- _Problem requirements_
Some lines of these records may hold the word "onze"; state how many, using only the number.

- _Source records_
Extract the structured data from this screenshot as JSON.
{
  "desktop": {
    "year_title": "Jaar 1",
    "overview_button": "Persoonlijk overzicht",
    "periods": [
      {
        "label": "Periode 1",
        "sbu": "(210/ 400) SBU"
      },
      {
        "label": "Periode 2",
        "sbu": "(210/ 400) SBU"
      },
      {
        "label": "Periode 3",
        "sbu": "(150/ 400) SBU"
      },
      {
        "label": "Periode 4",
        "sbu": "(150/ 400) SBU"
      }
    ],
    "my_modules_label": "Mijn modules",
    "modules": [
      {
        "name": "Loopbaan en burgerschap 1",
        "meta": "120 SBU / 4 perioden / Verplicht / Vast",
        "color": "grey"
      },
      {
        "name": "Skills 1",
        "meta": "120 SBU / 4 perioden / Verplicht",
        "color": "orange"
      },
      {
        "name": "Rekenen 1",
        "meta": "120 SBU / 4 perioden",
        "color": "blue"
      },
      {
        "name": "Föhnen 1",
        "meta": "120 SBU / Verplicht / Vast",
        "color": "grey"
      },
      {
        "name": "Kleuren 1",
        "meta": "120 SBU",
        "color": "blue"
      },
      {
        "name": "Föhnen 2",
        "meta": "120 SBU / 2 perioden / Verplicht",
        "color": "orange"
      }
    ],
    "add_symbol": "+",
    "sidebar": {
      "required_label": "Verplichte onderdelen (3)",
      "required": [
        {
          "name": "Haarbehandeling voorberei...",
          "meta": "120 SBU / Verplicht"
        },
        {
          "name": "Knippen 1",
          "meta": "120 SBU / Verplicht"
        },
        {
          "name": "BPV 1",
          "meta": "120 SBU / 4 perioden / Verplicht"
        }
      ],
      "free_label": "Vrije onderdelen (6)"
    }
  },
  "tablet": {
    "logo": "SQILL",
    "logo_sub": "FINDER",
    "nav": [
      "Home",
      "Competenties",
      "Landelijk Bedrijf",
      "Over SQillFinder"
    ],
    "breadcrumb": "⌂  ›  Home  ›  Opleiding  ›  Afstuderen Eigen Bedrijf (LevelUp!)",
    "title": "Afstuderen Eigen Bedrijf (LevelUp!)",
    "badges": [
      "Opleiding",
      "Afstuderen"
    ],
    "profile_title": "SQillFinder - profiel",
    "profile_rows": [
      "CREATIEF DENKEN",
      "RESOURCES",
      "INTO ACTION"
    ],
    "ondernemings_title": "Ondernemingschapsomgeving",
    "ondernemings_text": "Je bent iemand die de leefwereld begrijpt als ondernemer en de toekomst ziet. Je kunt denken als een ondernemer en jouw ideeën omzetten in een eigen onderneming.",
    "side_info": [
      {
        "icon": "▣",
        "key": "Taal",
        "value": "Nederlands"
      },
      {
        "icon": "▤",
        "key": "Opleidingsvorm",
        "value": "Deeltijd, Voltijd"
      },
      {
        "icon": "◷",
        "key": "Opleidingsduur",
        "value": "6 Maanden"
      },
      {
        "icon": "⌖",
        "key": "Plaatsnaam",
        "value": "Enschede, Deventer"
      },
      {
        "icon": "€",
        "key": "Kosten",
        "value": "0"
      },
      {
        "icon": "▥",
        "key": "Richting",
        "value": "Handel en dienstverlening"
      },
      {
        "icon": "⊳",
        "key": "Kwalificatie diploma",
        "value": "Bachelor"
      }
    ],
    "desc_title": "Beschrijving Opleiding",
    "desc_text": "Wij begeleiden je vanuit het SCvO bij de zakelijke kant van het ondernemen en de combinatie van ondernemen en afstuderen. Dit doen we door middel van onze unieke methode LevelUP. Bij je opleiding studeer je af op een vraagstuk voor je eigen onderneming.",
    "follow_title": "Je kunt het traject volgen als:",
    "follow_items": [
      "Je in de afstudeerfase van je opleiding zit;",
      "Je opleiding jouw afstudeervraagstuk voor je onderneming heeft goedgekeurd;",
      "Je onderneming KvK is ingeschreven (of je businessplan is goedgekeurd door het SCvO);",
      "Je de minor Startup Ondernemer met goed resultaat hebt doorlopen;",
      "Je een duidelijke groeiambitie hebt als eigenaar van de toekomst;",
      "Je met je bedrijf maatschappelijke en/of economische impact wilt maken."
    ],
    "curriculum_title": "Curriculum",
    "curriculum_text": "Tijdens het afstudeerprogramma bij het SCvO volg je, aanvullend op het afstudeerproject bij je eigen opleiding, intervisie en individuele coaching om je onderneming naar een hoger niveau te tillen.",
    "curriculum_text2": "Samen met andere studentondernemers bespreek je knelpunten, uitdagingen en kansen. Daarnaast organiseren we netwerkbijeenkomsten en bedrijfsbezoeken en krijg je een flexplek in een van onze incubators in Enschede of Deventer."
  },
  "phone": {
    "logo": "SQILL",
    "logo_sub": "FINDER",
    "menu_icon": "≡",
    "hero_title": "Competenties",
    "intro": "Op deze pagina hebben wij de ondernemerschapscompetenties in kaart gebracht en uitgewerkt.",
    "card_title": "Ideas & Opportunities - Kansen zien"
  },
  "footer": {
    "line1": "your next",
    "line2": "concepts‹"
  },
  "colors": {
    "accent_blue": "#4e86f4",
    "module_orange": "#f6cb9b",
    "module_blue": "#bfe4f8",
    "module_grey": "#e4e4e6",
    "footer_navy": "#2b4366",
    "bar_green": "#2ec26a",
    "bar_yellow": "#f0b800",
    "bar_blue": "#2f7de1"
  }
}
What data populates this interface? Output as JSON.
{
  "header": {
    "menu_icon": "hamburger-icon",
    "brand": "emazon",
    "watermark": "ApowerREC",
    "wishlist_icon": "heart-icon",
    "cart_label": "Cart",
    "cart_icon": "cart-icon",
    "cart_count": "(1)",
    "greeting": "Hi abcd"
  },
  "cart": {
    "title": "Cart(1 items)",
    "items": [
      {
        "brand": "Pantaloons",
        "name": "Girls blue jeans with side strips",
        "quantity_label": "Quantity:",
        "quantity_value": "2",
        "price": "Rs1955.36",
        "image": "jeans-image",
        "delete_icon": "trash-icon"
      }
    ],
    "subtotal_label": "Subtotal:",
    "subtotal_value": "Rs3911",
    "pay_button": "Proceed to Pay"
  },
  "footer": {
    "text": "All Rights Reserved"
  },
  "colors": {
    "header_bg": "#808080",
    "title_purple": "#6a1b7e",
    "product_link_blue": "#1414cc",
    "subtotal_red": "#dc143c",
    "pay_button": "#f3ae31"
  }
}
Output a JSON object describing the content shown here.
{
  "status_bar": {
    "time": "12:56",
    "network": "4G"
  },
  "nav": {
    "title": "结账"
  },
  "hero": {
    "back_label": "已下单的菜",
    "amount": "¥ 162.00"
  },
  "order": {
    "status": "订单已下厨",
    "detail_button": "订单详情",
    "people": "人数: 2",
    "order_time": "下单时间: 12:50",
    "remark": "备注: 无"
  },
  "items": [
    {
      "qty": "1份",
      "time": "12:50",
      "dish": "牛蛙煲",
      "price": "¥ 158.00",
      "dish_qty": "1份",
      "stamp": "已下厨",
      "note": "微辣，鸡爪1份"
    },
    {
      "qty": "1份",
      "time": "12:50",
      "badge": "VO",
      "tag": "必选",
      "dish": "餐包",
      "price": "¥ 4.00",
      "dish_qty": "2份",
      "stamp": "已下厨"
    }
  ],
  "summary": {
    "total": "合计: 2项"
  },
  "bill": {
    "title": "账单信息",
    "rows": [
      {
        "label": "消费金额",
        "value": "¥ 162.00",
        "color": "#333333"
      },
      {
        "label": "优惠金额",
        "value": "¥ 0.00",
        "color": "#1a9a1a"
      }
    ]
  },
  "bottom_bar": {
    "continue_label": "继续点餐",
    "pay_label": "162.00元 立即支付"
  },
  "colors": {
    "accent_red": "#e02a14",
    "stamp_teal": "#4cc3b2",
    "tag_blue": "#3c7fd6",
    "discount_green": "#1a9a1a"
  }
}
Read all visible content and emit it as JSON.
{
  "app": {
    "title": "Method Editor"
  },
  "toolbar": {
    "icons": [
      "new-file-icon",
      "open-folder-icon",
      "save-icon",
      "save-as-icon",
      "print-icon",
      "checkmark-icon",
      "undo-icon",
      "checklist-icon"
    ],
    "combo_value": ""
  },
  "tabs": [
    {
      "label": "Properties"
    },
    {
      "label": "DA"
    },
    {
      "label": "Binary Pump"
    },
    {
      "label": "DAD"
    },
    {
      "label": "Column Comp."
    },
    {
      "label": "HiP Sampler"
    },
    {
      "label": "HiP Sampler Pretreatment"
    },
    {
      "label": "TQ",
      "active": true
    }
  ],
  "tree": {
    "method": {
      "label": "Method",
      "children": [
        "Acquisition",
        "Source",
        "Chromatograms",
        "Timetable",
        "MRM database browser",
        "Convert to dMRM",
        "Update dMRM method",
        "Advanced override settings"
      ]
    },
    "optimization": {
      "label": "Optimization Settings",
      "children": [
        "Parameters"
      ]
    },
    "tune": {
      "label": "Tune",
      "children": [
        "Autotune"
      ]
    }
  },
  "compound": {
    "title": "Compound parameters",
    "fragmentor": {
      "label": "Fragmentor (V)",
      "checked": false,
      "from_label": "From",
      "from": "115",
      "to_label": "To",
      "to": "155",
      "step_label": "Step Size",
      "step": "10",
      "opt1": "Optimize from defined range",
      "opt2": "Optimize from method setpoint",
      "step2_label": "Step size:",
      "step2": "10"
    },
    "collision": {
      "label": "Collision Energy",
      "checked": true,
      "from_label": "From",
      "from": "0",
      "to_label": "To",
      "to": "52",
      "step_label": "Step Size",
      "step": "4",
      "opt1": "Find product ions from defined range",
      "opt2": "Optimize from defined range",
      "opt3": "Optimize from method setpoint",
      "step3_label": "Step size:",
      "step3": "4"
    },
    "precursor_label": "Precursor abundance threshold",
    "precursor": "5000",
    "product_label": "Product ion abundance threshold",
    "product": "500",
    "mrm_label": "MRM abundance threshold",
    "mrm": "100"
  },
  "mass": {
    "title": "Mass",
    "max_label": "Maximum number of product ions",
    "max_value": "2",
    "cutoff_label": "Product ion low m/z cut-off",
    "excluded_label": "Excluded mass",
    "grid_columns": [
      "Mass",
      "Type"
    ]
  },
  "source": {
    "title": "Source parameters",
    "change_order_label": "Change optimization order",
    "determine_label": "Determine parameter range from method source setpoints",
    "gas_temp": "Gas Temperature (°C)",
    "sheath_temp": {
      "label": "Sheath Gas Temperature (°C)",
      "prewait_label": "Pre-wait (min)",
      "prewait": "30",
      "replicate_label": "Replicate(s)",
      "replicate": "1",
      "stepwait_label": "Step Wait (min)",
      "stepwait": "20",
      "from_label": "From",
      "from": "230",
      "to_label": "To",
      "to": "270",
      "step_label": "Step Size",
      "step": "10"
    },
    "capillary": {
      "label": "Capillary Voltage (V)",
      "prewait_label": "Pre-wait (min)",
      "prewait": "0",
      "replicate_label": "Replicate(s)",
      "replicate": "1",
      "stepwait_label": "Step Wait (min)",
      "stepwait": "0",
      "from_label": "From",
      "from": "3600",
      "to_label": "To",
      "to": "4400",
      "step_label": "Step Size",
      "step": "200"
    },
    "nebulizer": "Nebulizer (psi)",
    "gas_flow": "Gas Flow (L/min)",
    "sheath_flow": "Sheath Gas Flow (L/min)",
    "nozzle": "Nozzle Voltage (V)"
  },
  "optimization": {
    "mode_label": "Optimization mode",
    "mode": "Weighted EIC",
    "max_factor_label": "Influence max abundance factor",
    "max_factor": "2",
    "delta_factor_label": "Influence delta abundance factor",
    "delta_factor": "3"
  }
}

- _The completed task_
2